Problem to work on: Every line below should be copied exactly; drop the pictures.

[Start Input]

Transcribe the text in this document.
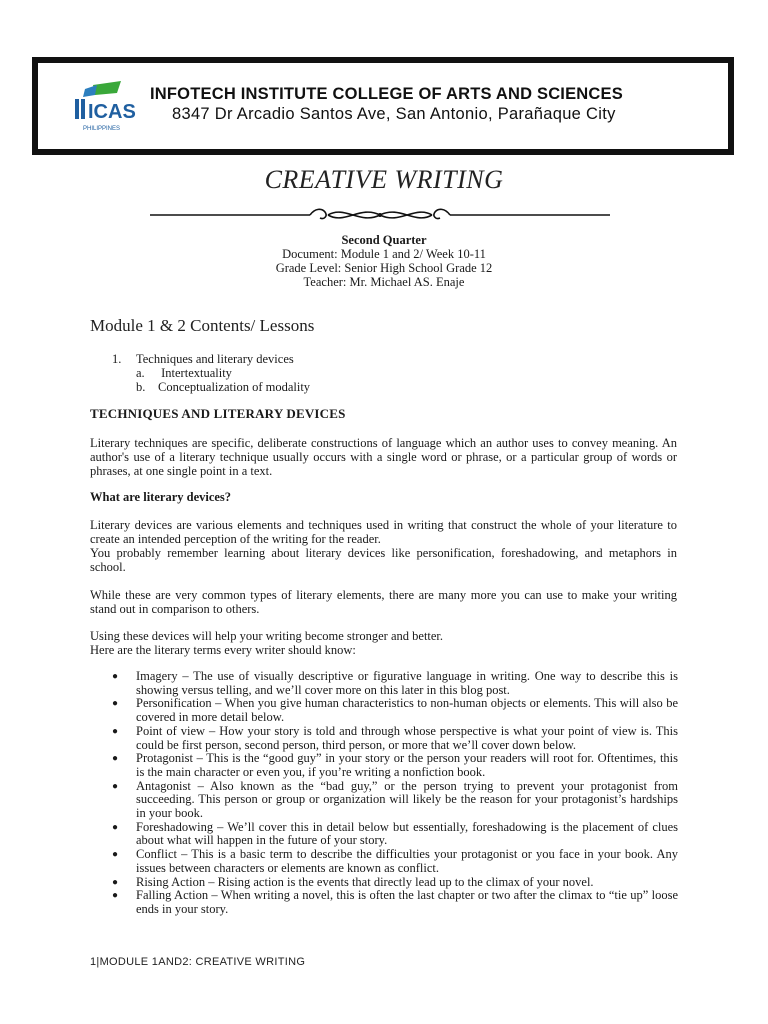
ICAS
PHILIPPINES
INFOTECH INSTITUTE COLLEGE OF ARTS AND SCIENCES
8347 Dr Arcadio Santos Ave, San Antonio, Parañaque City
CREATIVE WRITING
Second Quarter
Document: Module 1 and 2/ Week 10-11
Grade Level: Senior High School Grade 12
Teacher: Mr. Michael AS. Enaje
Module 1 & 2 Contents/ Lessons
1. Techniques and literary devices
a. Intertextuality
b. Conceptualization of modality
TECHNIQUES AND LITERARY DEVICES
Literary techniques are specific, deliberate constructions of language which an author uses to convey meaning. An author's use of a literary technique usually occurs with a single word or phrase, or a particular group of words or phrases, at one single point in a text.
What are literary devices?
Literary devices are various elements and techniques used in writing that construct the whole of your literature to create an intended perception of the writing for the reader.
You probably remember learning about literary devices like personification, foreshadowing, and metaphors in school.
While these are very common types of literary elements, there are many more you can use to make your writing stand out in comparison to others.
Using these devices will help your writing become stronger and better.
Here are the literary terms every writer should know:
● Imagery – The use of visually descriptive or figurative language in writing. One way to describe this is showing versus telling, and we’ll cover more on this later in this blog post.
● Personification – When you give human characteristics to non-human objects or elements. This will also be covered in more detail below.
● Point of view – How your story is told and through whose perspective is what your point of view is. This could be first person, second person, third person, or more that we’ll cover down below.
● Protagonist – This is the “good guy” in your story or the person your readers will root for. Oftentimes, this is the main character or even you, if you’re writing a nonfiction book.
● Antagonist – Also known as the “bad guy,” or the person trying to prevent your protagonist from succeeding. This person or group or organization will likely be the reason for your protagonist’s hardships in your book.
● Foreshadowing – We’ll cover this in detail below but essentially, foreshadowing is the placement of clues about what will happen in the future of your story.
● Conflict – This is a basic term to describe the difficulties your protagonist or you face in your book. Any issues between characters or elements are known as conflict.
● Rising Action – Rising action is the events that directly lead up to the climax of your novel.
● Falling Action – When writing a novel, this is often the last chapter or two after the climax to “tie up” loose ends in your story.
1|MODULE 1AND2: CREATIVE WRITING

[End Input]

Finished answer:
Transcribe the text in this document.
ICAS
PHILIPPINES
INFOTECH INSTITUTE COLLEGE OF ARTS AND SCIENCES
8347 Dr Arcadio Santos Ave, San Antonio, Parañaque City
CREATIVE WRITING
Second Quarter
Document: Module 1 and 2/ Week 10-11
Grade Level: Senior High School Grade 12
Teacher: Mr. Michael AS. Enaje
Module 1 & 2 Contents/ Lessons
1. Techniques and literary devices
a. Intertextuality
b. Conceptualization of modality
TECHNIQUES AND LITERARY DEVICES
Literary techniques are specific, deliberate constructions of language which an author uses to convey meaning. An author's use of a literary technique usually occurs with a single word or phrase, or a particular group of words or phrases, at one single point in a text.
What are literary devices?
Literary devices are various elements and techniques used in writing that construct the whole of your literature to create an intended perception of the writing for the reader.
You probably remember learning about literary devices like personification, foreshadowing, and metaphors in school.
While these are very common types of literary elements, there are many more you can use to make your writing stand out in comparison to others.
Using these devices will help your writing become stronger and better.
Here are the literary terms every writer should know:
● Imagery – The use of visually descriptive or figurative language in writing. One way to describe this is showing versus telling, and we’ll cover more on this later in this blog post.
● Personification – When you give human characteristics to non-human objects or elements. This will also be covered in more detail below.
● Point of view – How your story is told and through whose perspective is what your point of view is. This could be first person, second person, third person, or more that we’ll cover down below.
● Protagonist – This is the “good guy” in your story or the person your readers will root for. Oftentimes, this is the main character or even you, if you’re writing a nonfiction book.
● Antagonist – Also known as the “bad guy,” or the person trying to prevent your protagonist from succeeding. This person or group or organization will likely be the reason for your protagonist’s hardships in your book.
● Foreshadowing – We’ll cover this in detail below but essentially, foreshadowing is the placement of clues about what will happen in the future of your story.
● Conflict – This is a basic term to describe the difficulties your protagonist or you face in your book. Any issues between characters or elements are known as conflict.
● Rising Action – Rising action is the events that directly lead up to the climax of your novel.
● Falling Action – When writing a novel, this is often the last chapter or two after the climax to “tie up” loose ends in your story.
1|MODULE 1AND2: CREATIVE WRITING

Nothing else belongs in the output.